## [Excerpt to read]
Now, simple logic dictates that gelled, highly compressed propane is likely to pose explosive challenges of its own. And that’s probably so. It’s a proprietary technology owned by one Calgary-based company, GasFrac, and there is not a great deal of experience in its use. At the very least, all of this suggests a rigorous study of this new alternative is needed before proclaiming it wonderful and the way forward.

What is not clear, though, is whether this new technology may be declared exempt from the current moratorium against hydrofracking, pending the codification of new drilling rules and regulations.

Apparently, the Department of Environmental Conservation is taking the flat-out ridiculous position that, because liquefied petroleum gas is mentioned in the 1992 regulations, the use of it in horizontal fracking is dictated under those obsolete 1992 rules and regs. What’s ridiculous about that argument is this: the only mention of liquefied petroleum gas in the 1992 regs is in the context of passive underground storage tanks and storage facilities. The technology of using gelled propane under high pressure to fracture shale rock wasn’t even known about back then. It is a quantum leap across the absurd to equate passive storage of propane with its active use as a major component of fracturing.

Yet, someone or ones in DEC writing the draft environmental impact statement currently being finalized saw fit to state, "Well applications that specify and propose the use of LPG (liquefied petroleum gas) as the primary carrier fluid will be reviewed and permitted pursuant to the 1992 GEIS and Findings statement." This looks clearly like an attempted end run by zealot supporters around a transparent look at any form of deep-well horizontal hydraulic fracturing, which the public has been led to believe is happening right now with a total rewrite of those 1992 regulations.

I get a strong sense from statements by attorney Chris Denton, who represents the Tioga County Landowners Association, that he has identified this loophole, and that he has been encouraged to pursue permitting. By whom is a good question.

Now, as this issue in the last few days has slapped awake a number of fracking opponents and a din has developed, the DEC has added a caveat to its comments about the propane technology. "Our review (of the permit application) may require additional information and additional State Environmental Quality Review Act analysis, including an environmental impact statement, if warranted."

"If warranted" is mind-boggling. Is the DEC politically tone deaf? It ought to be required, not warranted. Whatever advantages there may or may not be with propane technology will be utterly lost if they try to bully it through without an equally rigorous examination as hydrofracking.*

Notice the arguments being woven: (1) This technology is new, only two years old. (2) The technology is proprietary—owned by just one company, a Canadian company at that (jingoism anybody?). (3) There’s no way this technology was even thought of in 1992 when those “obsolete” rules were written by the DEC. (4) Anyone who supports fracking of any type is a zealot. (5) The DEC should be driven by politics, not science.

MDN translation of the above quote: The DEC needs to hold off on approving LPG fracking to give us anti-drillers time to figure out why we oppose it. We need a little time to gin up some fake science, and then get our fear-mongering arguments just right. What are you DEC, politically tone deaf? Don’t you know we anti-drillers don’t want this?!

Yeah, the enviro-leftists are always so open-minded, aren’t they?

*Albany Times Union (Mar 31, 2012) – Fractured fracking argument

One Comment

  1. So you’re saying those who are anti-drilling are against…drilling? Shocking.

    Jim, I’ve been wondering this ever since I began reading here a year ago: you say the anti-drilling/anti-fracing proponents have an ideology against corbon based fuels in favor of renewable source. DUH. You then point to their using the evidence of the dangers of fracing, drilling, etc. as some grand conspiracy to eliminate carbon fuels… Yes! It is! An ideology is a system of thought based on evidence one has aquired. You may weigh some evidence more than others, leading to a different ideology, but to accuse your opponents of misinformation simply because they have an ideology is beyond silly and demonstrates a fundamental misunderstanding of how rational thought is defined.

## [Apply what you read]
1 – In the excerpt on propane fracking, which company owns the gelled-propane technology?
2 – Translate this sentence from the excerpt on propane fracking into Spanish: "The technology of using gelled propane under high pressure to fracture shale rock wasn’t even known about back then."

## [Given entries]
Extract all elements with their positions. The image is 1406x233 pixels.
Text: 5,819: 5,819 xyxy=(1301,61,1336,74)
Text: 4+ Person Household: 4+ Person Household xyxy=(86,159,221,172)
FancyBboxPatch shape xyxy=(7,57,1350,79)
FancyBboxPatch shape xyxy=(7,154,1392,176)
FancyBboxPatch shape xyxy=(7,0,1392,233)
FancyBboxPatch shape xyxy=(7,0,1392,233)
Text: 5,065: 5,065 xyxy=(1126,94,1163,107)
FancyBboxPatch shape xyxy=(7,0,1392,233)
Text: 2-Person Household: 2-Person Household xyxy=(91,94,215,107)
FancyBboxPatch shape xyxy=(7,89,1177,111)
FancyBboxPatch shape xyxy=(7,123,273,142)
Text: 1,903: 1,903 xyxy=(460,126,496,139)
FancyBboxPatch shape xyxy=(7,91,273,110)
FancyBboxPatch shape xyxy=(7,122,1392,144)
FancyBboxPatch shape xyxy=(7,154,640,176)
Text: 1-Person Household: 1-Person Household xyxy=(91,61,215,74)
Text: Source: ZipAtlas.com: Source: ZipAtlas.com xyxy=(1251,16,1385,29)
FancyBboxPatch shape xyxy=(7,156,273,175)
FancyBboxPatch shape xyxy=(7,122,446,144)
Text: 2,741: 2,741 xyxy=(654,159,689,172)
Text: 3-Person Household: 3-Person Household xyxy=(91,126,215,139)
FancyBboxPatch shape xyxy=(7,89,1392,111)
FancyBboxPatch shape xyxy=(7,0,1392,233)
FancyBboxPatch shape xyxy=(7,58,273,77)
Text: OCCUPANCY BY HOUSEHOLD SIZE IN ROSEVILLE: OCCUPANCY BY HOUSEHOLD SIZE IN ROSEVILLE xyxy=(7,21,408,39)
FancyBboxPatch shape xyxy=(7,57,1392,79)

## [Answers for the exercise]
1 – GasFrac, a company based in Calgary, owns it.

2 – La tecnología de utilizar propano gelificado a alta presión para fracturar la roca de esquisto ni siquiera se conocía en aquel entonces.